— Start EXERCISE MATERIALS —

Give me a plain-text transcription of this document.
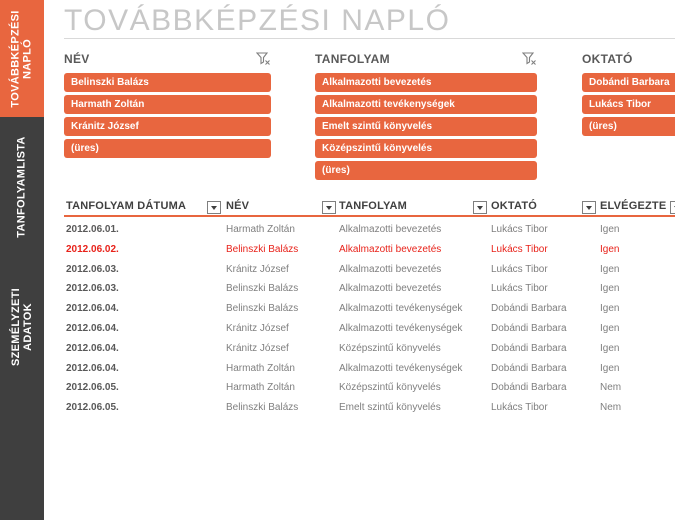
TOVÁBBKÉPZÉSI
NAPLÓ
TANFOLYAMLISTA
SZEMÉLYZETI
ADATOK
TOVÁBBKÉPZÉSI NAPLÓ
NÉV
Belinszki Balázs
Harmath Zoltán
Kránitz József
(üres)
TANFOLYAM
Alkalmazotti bevezetés
Alkalmazotti tevékenységek
Emelt szintű könyvelés
Középszintű könyvelés
(üres)
OKTATÓ
Dobándi Barbara
Lukács Tibor
(üres)
TANFOLYAM DÁTUMA	NÉV	TANFOLYAM	OKTATÓ	ELVÉGEZTE
2012.06.01.	Harmath Zoltán	Alkalmazotti bevezetés	Lukács Tibor	Igen
2012.06.02.	Belinszki Balázs	Alkalmazotti bevezetés	Lukács Tibor	Igen
2012.06.03.	Kránitz József	Alkalmazotti bevezetés	Lukács Tibor	Igen
2012.06.03.	Belinszki Balázs	Alkalmazotti bevezetés	Lukács Tibor	Igen
2012.06.04.	Belinszki Balázs	Alkalmazotti tevékenységek	Dobándi Barbara	Igen
2012.06.04.	Kránitz József	Alkalmazotti tevékenységek	Dobándi Barbara	Igen
2012.06.04.	Kránitz József	Középszintű könyvelés	Dobándi Barbara	Igen
2012.06.04.	Harmath Zoltán	Alkalmazotti tevékenységek	Dobándi Barbara	Igen
2012.06.05.	Harmath Zoltán	Középszintű könyvelés	Dobándi Barbara	Nem
2012.06.05.	Belinszki Balázs	Emelt szintű könyvelés	Lukács Tibor	Nem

— End EXERCISE MATERIALS —

* [EXERCISE AIM] Search the data for the string "Belinszki". List each line that has it.

* [RESULT FOR THIS EXERCISE]
Belinszki Balázs
2012.06.02.	Belinszki Balázs	Alkalmazotti bevezetés	Lukács Tibor	Igen
2012.06.03.	Belinszki Balázs	Alkalmazotti bevezetés	Lukács Tibor	Igen
2012.06.04.	Belinszki Balázs	Alkalmazotti tevékenységek	Dobándi Barbara	Igen
2012.06.05.	Belinszki Balázs	Emelt szintű könyvelés	Lukács Tibor	Nem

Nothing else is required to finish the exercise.